TO DO:
Count every line in the data below where "Batinah" occurs, then state that number and nothing more.

SUPPLIED DATA:
────────

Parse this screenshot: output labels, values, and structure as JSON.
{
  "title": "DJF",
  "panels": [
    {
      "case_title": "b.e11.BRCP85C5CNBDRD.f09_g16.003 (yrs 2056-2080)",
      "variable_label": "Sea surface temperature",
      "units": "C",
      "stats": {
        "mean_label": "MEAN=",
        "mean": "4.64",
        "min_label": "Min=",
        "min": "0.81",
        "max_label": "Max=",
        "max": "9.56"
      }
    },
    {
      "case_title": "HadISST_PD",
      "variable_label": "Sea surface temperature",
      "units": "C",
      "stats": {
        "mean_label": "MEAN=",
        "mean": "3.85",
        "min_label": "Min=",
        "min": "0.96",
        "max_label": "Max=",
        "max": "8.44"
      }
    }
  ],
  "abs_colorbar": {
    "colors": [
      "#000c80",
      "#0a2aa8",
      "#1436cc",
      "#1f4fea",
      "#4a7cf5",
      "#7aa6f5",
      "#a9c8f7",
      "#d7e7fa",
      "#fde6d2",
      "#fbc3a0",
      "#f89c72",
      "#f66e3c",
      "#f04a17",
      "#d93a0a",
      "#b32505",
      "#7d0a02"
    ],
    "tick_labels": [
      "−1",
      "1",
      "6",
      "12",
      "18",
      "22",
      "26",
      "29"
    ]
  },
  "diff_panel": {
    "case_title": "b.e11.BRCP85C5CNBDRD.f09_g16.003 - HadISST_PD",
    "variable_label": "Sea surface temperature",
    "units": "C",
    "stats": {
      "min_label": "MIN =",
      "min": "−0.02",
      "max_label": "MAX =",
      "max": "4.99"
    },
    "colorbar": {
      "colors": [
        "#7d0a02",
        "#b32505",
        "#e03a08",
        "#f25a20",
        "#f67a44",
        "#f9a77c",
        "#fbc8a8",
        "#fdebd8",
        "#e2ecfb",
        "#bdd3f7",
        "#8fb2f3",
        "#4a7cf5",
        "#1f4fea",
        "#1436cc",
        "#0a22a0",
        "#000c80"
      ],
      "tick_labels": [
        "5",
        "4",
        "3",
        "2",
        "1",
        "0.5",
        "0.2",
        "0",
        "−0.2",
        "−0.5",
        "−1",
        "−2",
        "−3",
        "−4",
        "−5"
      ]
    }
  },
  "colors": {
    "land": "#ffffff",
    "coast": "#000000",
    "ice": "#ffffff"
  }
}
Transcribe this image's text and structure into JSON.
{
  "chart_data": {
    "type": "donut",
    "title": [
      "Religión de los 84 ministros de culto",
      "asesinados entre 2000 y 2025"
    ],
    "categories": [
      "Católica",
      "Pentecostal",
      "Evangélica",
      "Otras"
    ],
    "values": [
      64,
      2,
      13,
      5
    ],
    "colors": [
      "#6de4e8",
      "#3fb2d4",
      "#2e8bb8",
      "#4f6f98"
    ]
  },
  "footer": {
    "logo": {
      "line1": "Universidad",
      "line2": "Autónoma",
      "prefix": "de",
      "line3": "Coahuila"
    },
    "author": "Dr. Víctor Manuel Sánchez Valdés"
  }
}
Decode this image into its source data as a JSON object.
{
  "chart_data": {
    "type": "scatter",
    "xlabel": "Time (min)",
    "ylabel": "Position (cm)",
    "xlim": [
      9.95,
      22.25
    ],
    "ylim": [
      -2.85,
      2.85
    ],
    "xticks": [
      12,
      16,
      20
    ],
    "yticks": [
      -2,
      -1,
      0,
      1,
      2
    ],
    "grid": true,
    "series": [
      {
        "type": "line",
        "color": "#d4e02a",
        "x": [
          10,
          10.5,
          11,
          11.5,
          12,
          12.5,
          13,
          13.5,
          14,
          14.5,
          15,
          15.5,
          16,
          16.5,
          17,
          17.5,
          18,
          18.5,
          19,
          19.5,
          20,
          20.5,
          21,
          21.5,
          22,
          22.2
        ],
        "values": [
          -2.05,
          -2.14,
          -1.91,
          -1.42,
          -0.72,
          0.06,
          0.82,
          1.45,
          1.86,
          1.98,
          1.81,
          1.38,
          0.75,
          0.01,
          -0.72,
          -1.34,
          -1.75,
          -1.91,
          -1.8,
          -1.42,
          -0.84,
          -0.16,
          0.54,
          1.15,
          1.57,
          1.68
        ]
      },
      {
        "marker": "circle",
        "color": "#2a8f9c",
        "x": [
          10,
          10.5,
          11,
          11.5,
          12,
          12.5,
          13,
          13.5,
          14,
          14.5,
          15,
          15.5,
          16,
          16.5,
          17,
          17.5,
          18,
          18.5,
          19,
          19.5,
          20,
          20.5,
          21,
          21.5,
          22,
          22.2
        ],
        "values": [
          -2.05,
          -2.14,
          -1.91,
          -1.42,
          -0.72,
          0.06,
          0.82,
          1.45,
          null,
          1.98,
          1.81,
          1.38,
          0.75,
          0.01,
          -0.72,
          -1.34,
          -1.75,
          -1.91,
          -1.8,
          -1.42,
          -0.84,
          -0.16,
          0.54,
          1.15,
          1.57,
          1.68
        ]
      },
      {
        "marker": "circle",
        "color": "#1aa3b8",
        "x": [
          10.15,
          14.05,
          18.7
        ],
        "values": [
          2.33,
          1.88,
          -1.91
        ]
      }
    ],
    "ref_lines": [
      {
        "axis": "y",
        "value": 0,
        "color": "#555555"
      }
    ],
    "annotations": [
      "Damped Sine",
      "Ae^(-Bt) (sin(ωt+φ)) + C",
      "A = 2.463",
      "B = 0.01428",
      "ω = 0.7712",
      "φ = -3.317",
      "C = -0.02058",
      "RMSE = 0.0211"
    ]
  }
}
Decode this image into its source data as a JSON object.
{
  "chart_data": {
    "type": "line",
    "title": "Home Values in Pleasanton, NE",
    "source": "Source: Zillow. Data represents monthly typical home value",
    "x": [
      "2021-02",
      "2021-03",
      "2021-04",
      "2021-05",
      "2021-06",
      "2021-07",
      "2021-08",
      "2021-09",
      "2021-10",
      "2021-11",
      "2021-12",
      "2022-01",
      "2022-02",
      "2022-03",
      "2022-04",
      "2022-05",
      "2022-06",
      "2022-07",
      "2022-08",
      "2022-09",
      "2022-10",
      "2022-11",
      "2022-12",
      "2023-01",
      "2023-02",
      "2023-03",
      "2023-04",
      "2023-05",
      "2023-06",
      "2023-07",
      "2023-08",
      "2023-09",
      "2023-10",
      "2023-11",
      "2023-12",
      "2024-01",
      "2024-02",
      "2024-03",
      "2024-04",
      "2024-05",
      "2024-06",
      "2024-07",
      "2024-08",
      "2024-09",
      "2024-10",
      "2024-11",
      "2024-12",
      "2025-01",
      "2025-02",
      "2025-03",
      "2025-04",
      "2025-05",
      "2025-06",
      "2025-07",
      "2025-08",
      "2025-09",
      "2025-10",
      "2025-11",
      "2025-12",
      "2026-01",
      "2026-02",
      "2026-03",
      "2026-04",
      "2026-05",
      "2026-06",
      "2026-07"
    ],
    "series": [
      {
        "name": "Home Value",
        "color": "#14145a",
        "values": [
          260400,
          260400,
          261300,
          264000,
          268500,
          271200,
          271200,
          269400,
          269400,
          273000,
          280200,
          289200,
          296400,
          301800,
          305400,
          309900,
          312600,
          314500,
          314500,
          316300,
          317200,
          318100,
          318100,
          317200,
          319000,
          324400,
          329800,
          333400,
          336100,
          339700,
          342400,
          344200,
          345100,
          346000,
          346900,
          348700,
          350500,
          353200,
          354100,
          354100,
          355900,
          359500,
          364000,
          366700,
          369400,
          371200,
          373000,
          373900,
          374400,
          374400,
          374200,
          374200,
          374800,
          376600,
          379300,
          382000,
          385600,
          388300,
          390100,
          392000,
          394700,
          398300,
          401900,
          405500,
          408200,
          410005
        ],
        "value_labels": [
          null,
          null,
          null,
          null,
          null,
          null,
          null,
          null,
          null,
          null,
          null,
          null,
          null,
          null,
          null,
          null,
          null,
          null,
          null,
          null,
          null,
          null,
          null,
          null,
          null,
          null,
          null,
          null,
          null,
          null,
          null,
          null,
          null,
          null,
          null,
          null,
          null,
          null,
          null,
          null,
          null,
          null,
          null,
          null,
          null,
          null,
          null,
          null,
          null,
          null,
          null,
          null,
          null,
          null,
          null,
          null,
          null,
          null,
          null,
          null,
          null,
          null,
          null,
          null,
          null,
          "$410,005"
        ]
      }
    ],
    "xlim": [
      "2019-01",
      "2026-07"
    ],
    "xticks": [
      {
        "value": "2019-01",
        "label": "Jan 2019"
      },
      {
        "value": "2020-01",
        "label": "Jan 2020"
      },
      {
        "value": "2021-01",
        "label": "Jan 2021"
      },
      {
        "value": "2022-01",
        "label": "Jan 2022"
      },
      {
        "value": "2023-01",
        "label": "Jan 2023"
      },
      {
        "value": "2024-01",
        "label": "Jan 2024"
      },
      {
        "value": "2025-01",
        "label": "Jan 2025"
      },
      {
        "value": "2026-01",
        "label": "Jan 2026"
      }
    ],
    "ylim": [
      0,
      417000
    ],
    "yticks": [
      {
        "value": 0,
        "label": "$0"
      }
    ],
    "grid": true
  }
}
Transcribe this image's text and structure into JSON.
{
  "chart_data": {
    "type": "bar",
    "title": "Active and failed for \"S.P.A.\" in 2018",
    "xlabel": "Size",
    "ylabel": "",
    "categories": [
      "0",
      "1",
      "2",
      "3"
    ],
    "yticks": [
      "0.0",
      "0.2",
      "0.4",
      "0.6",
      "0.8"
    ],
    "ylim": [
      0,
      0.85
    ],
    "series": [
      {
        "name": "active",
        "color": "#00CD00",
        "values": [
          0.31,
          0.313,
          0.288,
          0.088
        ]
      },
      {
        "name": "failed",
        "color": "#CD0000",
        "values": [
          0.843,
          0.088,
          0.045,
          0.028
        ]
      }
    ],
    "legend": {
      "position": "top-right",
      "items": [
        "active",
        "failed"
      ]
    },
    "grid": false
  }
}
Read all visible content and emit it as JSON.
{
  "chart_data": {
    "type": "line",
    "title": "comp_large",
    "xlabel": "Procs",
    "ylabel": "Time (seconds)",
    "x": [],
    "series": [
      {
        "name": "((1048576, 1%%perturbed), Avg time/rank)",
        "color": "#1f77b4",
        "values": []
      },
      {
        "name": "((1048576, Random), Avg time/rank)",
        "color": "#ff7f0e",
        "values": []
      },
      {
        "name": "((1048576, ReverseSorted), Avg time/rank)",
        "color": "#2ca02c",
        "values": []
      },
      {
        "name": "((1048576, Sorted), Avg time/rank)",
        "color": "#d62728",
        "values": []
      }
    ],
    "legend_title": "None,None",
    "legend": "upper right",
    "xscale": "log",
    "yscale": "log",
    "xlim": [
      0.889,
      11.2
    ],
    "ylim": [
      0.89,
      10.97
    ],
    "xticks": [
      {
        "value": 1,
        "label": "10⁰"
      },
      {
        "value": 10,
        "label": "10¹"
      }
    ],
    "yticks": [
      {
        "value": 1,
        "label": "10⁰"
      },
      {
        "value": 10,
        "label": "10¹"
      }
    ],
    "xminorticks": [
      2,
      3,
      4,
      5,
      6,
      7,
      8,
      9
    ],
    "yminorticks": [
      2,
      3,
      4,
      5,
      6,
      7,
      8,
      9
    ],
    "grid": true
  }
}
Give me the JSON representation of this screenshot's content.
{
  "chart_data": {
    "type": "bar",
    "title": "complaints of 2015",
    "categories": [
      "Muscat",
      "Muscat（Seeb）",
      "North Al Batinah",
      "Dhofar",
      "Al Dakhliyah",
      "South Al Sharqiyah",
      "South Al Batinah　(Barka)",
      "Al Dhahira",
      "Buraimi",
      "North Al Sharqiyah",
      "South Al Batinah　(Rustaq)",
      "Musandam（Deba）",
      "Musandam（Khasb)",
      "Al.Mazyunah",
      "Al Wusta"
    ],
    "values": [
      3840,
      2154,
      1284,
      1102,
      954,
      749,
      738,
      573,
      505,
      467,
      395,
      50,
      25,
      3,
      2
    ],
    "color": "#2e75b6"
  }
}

────────

OUTPUT FOR THIS TASK:
3